- **Record extracts**:
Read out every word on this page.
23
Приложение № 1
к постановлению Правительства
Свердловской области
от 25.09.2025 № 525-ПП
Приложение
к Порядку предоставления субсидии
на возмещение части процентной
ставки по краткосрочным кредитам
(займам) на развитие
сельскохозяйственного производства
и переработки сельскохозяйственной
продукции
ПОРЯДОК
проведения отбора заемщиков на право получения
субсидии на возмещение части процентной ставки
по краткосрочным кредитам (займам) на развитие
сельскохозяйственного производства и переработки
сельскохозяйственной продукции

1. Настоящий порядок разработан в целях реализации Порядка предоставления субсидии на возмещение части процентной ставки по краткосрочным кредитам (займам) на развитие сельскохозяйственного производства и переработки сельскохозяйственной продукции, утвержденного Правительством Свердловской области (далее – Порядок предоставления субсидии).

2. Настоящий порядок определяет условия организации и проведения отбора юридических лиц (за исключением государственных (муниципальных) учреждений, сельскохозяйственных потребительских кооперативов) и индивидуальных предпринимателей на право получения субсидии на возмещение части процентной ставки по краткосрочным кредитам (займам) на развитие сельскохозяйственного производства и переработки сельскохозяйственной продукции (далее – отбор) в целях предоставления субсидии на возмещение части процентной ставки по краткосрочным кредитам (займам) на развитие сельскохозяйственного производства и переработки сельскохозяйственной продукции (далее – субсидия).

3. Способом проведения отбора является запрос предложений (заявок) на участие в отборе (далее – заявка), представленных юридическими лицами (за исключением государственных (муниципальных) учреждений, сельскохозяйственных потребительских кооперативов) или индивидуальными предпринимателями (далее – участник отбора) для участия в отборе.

- **Problem**:
Quote each line above in full, word for word.

- **Output for this exercise**:
Read out every word on this page.
23
Приложение № 1
к постановлению Правительства
Свердловской области
от 25.09.2025 № 525-ПП
Приложение
к Порядку предоставления субсидии
на возмещение части процентной
ставки по краткосрочным кредитам
(займам) на развитие
сельскохозяйственного производства
и переработки сельскохозяйственной
продукции
ПОРЯДОК
проведения отбора заемщиков на право получения
субсидии на возмещение части процентной ставки
по краткосрочным кредитам (займам) на развитие
сельскохозяйственного производства и переработки
сельскохозяйственной продукции

1. Настоящий порядок разработан в целях реализации Порядка предоставления субсидии на возмещение части процентной ставки по краткосрочным кредитам (займам) на развитие сельскохозяйственного производства и переработки сельскохозяйственной продукции, утвержденного Правительством Свердловской области (далее – Порядок предоставления субсидии).

2. Настоящий порядок определяет условия организации и проведения отбора юридических лиц (за исключением государственных (муниципальных) учреждений, сельскохозяйственных потребительских кооперативов) и индивидуальных предпринимателей на право получения субсидии на возмещение части процентной ставки по краткосрочным кредитам (займам) на развитие сельскохозяйственного производства и переработки сельскохозяйственной продукции (далее – отбор) в целях предоставления субсидии на возмещение части процентной ставки по краткосрочным кредитам (займам) на развитие сельскохозяйственного производства и переработки сельскохозяйственной продукции (далее – субсидия).

3. Способом проведения отбора является запрос предложений (заявок) на участие в отборе (далее – заявка), представленных юридическими лицами (за исключением государственных (муниципальных) учреждений, сельскохозяйственных потребительских кооперативов) или индивидуальными предпринимателями (далее – участник отбора) для участия в отборе.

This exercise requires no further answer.